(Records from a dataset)
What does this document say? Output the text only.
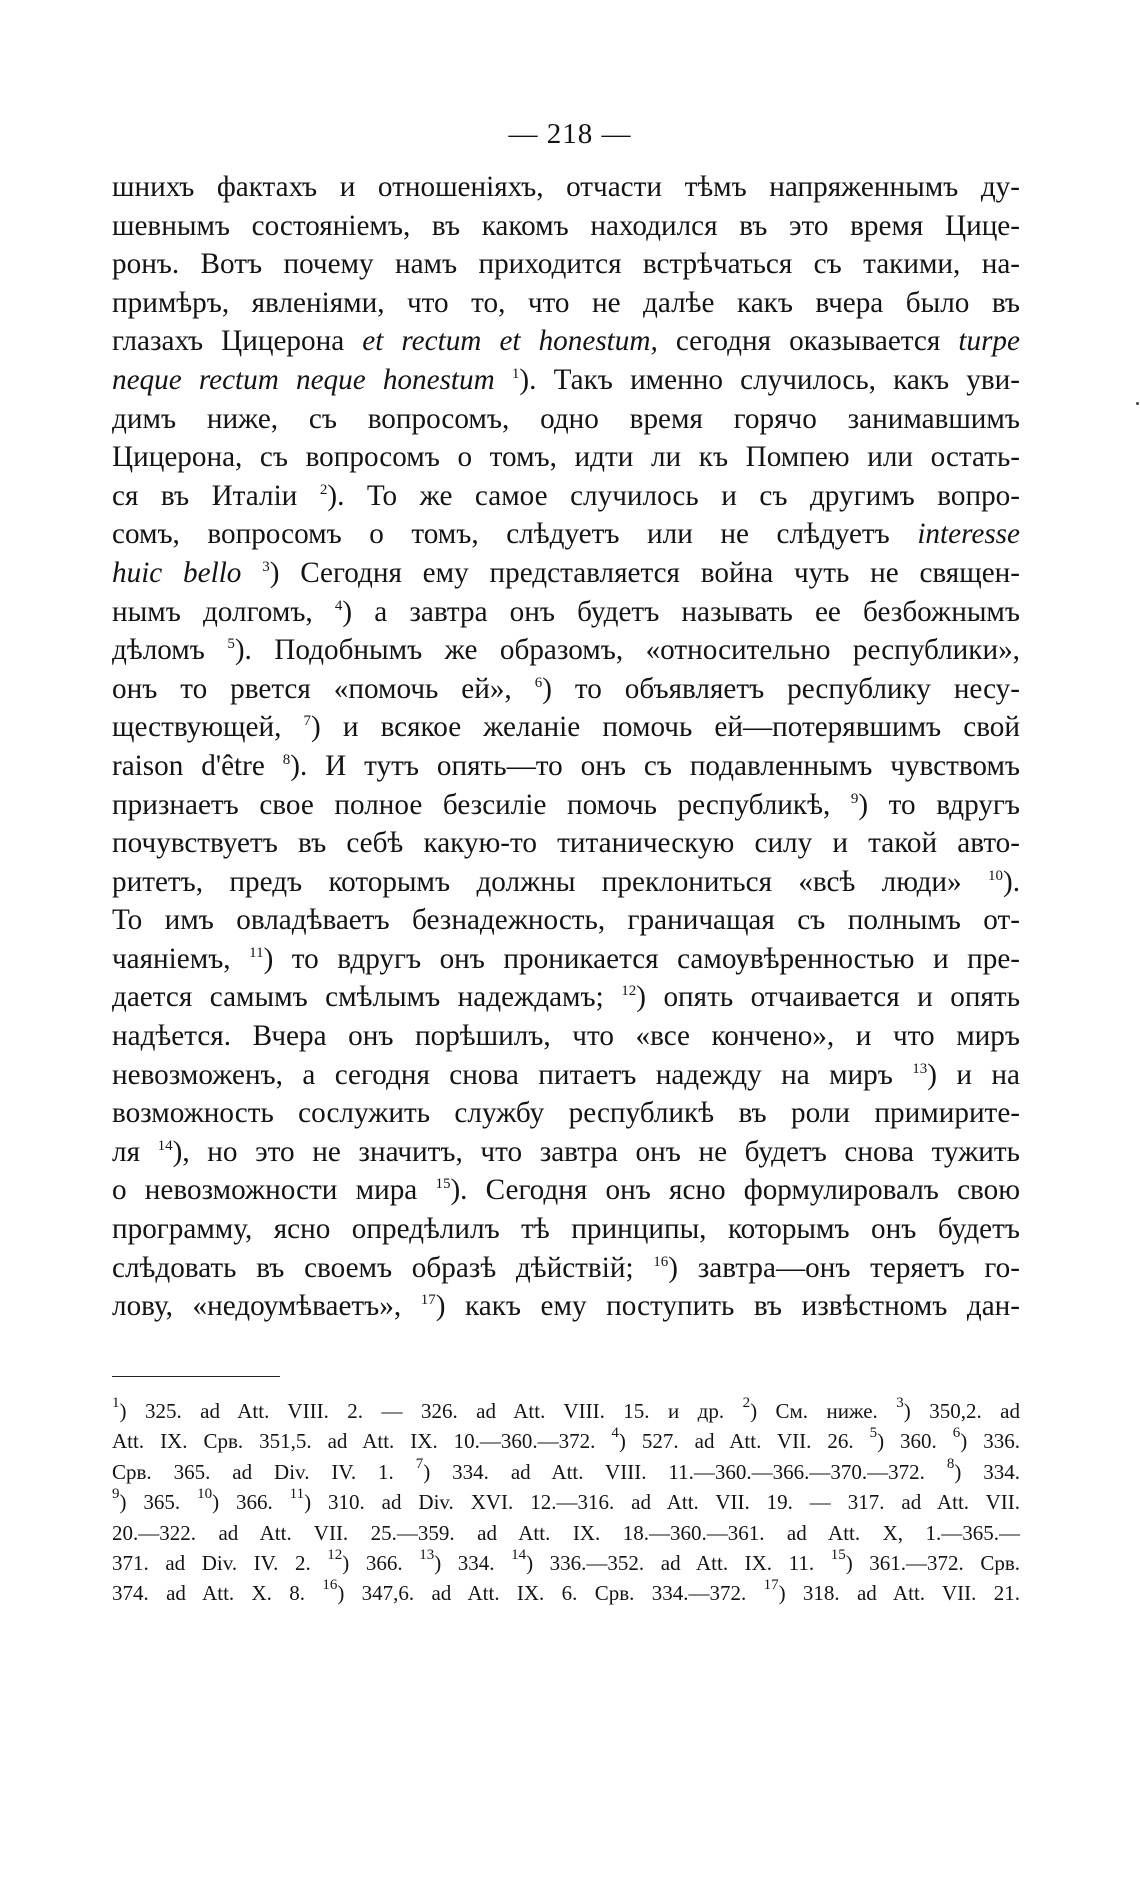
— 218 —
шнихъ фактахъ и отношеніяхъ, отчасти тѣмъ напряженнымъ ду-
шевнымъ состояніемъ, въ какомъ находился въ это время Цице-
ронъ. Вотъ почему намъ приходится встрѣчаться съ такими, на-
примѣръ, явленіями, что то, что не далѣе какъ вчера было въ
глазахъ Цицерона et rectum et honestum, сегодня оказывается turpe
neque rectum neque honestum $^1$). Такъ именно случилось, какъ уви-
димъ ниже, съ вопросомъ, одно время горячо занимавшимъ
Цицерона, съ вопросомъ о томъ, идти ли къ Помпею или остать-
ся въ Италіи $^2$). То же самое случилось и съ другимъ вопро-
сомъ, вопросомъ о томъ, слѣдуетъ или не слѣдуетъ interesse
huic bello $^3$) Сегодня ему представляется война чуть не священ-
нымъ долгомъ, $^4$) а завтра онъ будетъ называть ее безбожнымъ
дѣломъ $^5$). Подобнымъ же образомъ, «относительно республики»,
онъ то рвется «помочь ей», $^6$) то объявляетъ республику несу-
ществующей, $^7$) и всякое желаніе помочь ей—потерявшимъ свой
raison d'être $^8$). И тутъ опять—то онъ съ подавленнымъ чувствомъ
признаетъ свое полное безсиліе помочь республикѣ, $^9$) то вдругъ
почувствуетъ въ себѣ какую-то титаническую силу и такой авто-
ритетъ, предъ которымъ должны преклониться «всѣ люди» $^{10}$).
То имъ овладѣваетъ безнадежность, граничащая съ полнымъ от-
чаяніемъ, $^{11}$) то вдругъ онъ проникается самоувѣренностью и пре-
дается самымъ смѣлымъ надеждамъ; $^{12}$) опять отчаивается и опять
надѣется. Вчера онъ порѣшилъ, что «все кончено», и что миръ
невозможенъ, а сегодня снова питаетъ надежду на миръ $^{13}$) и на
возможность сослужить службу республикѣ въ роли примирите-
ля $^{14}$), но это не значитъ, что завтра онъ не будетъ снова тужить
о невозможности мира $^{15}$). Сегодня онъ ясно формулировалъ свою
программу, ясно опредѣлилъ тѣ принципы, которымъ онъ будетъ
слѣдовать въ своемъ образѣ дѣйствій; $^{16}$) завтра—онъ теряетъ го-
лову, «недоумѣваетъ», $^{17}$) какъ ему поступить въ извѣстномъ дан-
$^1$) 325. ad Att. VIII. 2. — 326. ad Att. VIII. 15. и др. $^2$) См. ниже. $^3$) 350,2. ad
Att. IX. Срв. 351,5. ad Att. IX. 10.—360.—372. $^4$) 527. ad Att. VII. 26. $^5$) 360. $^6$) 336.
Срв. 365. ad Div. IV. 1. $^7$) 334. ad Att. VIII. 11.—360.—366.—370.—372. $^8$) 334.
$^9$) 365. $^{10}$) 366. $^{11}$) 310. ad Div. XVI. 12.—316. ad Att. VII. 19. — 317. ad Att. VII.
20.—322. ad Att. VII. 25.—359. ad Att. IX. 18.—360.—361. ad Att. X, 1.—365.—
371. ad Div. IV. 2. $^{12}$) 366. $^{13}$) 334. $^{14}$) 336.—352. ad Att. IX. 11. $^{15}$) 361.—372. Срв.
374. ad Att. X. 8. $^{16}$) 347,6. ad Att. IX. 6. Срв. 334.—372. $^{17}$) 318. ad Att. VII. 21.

Task to complete:
Leave the images out, please, and restate each line word for word.

Answer to the exercise:
What does this document say? Output the text only.
— 218 —
шнихъ фактахъ и отношеніяхъ, отчасти тѣмъ напряженнымъ ду-
шевнымъ состояніемъ, въ какомъ находился въ это время Цице-
ронъ. Вотъ почему намъ приходится встрѣчаться съ такими, на-
примѣръ, явленіями, что то, что не далѣе какъ вчера было въ
глазахъ Цицерона et rectum et honestum, сегодня оказывается turpe
neque rectum neque honestum $^1$). Такъ именно случилось, какъ уви-
димъ ниже, съ вопросомъ, одно время горячо занимавшимъ
Цицерона, съ вопросомъ о томъ, идти ли къ Помпею или остать-
ся въ Италіи $^2$). То же самое случилось и съ другимъ вопро-
сомъ, вопросомъ о томъ, слѣдуетъ или не слѣдуетъ interesse
huic bello $^3$) Сегодня ему представляется война чуть не священ-
нымъ долгомъ, $^4$) а завтра онъ будетъ называть ее безбожнымъ
дѣломъ $^5$). Подобнымъ же образомъ, «относительно республики»,
онъ то рвется «помочь ей», $^6$) то объявляетъ республику несу-
ществующей, $^7$) и всякое желаніе помочь ей—потерявшимъ свой
raison d'être $^8$). И тутъ опять—то онъ съ подавленнымъ чувствомъ
признаетъ свое полное безсиліе помочь республикѣ, $^9$) то вдругъ
почувствуетъ въ себѣ какую-то титаническую силу и такой авто-
ритетъ, предъ которымъ должны преклониться «всѣ люди» $^{10}$).
То имъ овладѣваетъ безнадежность, граничащая съ полнымъ от-
чаяніемъ, $^{11}$) то вдругъ онъ проникается самоувѣренностью и пре-
дается самымъ смѣлымъ надеждамъ; $^{12}$) опять отчаивается и опять
надѣется. Вчера онъ порѣшилъ, что «все кончено», и что миръ
невозможенъ, а сегодня снова питаетъ надежду на миръ $^{13}$) и на
возможность сослужить службу республикѣ въ роли примирите-
ля $^{14}$), но это не значитъ, что завтра онъ не будетъ снова тужить
о невозможности мира $^{15}$). Сегодня онъ ясно формулировалъ свою
программу, ясно опредѣлилъ тѣ принципы, которымъ онъ будетъ
слѣдовать въ своемъ образѣ дѣйствій; $^{16}$) завтра—онъ теряетъ го-
лову, «недоумѣваетъ», $^{17}$) какъ ему поступить въ извѣстномъ дан-
$^1$) 325. ad Att. VIII. 2. — 326. ad Att. VIII. 15. и др. $^2$) См. ниже. $^3$) 350,2. ad
Att. IX. Срв. 351,5. ad Att. IX. 10.—360.—372. $^4$) 527. ad Att. VII. 26. $^5$) 360. $^6$) 336.
Срв. 365. ad Div. IV. 1. $^7$) 334. ad Att. VIII. 11.—360.—366.—370.—372. $^8$) 334.
$^9$) 365. $^{10}$) 366. $^{11}$) 310. ad Div. XVI. 12.—316. ad Att. VII. 19. — 317. ad Att. VII.
20.—322. ad Att. VII. 25.—359. ad Att. IX. 18.—360.—361. ad Att. X, 1.—365.—
371. ad Div. IV. 2. $^{12}$) 366. $^{13}$) 334. $^{14}$) 336.—352. ad Att. IX. 11. $^{15}$) 361.—372. Срв.
374. ad Att. X. 8. $^{16}$) 347,6. ad Att. IX. 6. Срв. 334.—372. $^{17}$) 318. ad Att. VII. 21.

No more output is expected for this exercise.